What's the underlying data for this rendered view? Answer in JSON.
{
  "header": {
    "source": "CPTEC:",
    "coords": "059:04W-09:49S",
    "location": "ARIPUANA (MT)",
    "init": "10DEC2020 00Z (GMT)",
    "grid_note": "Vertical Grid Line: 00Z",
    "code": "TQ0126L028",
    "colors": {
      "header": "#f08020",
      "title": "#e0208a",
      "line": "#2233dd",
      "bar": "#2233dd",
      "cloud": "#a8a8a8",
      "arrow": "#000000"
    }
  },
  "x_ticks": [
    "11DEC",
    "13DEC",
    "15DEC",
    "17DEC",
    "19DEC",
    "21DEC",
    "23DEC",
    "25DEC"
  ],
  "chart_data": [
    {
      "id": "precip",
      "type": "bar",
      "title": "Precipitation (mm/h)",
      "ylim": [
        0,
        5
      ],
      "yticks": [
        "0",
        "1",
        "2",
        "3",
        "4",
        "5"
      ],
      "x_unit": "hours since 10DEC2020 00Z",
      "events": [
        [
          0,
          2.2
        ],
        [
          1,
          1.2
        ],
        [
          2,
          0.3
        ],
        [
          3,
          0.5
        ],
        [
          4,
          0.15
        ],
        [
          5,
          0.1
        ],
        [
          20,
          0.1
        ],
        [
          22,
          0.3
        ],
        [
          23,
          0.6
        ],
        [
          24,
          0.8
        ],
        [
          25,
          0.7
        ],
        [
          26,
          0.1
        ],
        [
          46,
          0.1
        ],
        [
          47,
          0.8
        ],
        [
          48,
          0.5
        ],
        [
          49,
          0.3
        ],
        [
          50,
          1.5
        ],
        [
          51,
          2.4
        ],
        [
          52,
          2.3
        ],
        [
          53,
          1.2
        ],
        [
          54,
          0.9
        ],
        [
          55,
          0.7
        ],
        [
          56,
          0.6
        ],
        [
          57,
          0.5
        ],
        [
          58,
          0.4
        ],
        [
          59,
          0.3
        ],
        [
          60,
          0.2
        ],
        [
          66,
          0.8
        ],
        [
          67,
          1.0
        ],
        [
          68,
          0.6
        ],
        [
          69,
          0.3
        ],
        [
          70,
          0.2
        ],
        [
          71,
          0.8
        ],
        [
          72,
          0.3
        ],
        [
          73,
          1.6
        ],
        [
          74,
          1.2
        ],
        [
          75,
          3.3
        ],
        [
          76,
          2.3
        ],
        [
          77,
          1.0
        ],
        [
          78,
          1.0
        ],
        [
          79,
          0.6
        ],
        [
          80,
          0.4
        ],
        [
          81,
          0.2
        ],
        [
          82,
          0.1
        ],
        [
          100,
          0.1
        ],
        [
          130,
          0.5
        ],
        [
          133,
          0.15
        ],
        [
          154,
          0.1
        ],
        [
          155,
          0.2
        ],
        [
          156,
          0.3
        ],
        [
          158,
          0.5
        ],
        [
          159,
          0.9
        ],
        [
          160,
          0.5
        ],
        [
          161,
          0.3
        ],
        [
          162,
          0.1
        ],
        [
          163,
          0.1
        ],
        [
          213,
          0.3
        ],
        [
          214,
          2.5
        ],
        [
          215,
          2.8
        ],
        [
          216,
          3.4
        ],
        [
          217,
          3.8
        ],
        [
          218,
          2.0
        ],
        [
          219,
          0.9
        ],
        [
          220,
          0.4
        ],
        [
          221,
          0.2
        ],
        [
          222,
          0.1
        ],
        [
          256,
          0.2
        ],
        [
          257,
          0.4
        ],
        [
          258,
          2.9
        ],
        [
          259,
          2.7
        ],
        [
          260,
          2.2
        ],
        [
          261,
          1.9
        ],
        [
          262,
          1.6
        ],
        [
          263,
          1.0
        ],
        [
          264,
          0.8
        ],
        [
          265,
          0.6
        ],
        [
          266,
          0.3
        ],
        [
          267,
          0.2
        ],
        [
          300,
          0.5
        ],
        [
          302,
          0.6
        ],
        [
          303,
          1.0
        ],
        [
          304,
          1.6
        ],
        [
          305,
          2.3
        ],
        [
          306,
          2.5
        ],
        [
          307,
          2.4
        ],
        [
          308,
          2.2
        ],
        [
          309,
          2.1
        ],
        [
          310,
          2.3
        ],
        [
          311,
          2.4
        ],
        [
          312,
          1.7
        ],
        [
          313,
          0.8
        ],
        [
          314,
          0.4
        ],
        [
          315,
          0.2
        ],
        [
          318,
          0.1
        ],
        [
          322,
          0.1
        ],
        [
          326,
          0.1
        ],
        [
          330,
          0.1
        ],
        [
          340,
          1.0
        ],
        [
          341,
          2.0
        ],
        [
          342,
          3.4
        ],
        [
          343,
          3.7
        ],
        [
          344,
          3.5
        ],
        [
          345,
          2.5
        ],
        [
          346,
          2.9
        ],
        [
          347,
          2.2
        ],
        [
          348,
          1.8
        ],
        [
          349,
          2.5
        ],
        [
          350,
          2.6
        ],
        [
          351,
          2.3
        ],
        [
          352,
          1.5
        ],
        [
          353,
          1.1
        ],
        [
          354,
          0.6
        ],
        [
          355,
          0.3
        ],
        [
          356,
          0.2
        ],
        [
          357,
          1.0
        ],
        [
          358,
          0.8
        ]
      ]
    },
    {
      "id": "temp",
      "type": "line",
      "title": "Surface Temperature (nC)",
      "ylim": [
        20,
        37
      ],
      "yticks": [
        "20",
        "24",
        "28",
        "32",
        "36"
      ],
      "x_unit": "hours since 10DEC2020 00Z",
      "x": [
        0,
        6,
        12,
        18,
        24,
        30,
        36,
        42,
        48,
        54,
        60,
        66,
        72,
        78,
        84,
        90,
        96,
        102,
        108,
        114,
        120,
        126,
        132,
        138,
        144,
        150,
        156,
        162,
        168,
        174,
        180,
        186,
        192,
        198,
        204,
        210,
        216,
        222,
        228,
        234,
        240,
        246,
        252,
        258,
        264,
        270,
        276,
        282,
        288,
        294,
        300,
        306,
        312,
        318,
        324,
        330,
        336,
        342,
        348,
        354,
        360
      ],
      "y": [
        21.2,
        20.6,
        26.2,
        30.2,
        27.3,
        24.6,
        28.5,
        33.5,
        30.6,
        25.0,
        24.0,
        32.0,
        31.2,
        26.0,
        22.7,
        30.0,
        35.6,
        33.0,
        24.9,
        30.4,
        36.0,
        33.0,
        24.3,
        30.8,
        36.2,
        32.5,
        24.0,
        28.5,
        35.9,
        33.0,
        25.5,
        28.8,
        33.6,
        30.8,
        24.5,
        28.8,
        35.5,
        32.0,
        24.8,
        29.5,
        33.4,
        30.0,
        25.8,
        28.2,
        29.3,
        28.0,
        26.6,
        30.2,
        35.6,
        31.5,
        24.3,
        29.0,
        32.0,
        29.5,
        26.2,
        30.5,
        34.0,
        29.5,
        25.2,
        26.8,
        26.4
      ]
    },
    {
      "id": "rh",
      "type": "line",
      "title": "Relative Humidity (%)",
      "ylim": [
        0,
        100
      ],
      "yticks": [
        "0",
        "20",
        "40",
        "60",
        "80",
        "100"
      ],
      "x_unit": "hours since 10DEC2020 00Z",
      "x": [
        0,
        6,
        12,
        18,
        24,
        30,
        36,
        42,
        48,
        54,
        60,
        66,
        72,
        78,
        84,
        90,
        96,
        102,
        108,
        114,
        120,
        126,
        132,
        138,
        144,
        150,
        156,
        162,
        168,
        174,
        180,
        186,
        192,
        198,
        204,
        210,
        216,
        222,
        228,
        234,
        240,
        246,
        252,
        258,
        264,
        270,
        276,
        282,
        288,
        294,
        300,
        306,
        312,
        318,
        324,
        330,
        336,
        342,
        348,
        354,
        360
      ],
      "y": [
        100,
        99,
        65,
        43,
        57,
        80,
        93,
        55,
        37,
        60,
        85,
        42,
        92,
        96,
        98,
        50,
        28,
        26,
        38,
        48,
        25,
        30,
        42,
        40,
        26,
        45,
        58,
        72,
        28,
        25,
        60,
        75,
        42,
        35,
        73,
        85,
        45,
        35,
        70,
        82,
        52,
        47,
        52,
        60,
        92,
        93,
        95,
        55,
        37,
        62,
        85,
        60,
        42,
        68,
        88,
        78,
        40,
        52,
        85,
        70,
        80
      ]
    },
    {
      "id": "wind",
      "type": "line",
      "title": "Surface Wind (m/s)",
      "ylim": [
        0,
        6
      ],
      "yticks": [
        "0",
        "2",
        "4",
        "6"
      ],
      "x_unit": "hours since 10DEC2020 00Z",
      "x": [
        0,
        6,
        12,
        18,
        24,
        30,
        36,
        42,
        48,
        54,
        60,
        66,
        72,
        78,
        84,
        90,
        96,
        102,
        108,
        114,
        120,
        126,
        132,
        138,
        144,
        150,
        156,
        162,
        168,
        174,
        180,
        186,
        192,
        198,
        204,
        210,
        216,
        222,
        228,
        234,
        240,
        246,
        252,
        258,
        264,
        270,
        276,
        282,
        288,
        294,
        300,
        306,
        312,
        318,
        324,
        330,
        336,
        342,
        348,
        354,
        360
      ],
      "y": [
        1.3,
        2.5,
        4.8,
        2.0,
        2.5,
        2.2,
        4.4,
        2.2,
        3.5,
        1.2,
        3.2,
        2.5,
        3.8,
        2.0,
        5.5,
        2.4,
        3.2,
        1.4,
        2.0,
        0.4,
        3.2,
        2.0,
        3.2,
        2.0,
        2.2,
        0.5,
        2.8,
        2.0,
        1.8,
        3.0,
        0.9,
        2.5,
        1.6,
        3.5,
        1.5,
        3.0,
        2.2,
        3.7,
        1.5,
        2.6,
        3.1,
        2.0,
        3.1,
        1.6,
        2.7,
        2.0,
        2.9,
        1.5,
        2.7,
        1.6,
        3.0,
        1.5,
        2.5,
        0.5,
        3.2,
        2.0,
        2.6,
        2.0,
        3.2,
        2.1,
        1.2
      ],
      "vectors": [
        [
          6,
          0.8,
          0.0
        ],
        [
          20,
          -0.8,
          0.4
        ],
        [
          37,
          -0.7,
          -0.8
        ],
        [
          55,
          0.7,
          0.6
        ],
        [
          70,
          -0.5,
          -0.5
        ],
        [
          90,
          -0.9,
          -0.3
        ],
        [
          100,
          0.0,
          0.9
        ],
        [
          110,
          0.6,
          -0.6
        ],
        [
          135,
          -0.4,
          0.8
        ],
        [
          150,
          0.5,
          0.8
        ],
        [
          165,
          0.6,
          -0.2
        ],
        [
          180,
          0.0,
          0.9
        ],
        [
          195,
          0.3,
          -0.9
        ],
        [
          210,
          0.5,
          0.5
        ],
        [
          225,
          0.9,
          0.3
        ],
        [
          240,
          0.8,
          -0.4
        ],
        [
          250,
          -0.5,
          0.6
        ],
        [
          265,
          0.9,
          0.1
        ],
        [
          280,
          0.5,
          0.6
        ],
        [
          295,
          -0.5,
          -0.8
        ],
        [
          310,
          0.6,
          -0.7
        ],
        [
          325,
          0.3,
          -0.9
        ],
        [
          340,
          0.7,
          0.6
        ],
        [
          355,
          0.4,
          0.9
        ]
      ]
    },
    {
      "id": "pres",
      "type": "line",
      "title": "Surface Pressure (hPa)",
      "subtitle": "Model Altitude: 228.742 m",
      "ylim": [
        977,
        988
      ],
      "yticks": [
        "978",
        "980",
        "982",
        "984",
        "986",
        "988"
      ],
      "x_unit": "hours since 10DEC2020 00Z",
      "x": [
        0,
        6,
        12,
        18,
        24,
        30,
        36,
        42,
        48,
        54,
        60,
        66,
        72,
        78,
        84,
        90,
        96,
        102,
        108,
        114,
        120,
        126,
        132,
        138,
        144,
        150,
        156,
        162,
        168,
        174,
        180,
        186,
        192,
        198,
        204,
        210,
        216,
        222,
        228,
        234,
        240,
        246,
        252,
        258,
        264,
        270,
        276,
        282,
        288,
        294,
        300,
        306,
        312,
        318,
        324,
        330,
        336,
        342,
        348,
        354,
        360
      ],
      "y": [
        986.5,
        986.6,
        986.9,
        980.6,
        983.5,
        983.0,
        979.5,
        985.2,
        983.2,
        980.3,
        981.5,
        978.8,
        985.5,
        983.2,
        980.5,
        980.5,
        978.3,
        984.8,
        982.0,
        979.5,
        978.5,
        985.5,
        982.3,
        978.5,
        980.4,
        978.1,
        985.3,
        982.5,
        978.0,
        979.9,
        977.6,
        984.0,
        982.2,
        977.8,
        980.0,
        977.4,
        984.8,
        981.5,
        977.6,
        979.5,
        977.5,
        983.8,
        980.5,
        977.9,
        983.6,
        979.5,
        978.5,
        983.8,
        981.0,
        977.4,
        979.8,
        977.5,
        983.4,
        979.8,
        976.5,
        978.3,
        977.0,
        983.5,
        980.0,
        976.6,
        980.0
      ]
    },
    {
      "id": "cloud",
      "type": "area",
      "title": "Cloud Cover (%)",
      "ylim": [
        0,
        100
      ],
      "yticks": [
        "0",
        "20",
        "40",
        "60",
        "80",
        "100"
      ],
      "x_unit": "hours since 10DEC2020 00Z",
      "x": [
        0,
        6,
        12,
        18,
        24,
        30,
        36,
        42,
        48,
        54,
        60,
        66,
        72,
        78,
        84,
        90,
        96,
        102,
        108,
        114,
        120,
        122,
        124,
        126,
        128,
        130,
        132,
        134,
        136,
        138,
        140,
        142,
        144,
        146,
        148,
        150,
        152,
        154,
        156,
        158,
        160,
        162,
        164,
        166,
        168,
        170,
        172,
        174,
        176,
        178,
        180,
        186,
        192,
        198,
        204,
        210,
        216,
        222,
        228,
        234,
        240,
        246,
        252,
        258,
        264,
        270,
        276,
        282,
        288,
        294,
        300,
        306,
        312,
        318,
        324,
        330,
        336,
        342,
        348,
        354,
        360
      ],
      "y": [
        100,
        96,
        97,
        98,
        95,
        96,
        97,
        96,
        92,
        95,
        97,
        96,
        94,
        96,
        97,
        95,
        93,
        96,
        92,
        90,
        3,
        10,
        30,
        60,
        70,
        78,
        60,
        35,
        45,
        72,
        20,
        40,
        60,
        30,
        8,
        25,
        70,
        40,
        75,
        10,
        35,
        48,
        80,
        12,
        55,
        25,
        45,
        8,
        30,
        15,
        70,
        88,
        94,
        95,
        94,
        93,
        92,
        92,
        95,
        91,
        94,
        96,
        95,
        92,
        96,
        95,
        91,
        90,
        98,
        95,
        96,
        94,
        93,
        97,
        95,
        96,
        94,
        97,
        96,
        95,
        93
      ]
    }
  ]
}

* * * * * * * * *

# What you will do
Look through the data and show every line containing "Surface".

# Complete output
      "title": "Surface Temperature (nC)",
      "title": "Surface Wind (m/s)",
      "title": "Surface Pressure (hPa)",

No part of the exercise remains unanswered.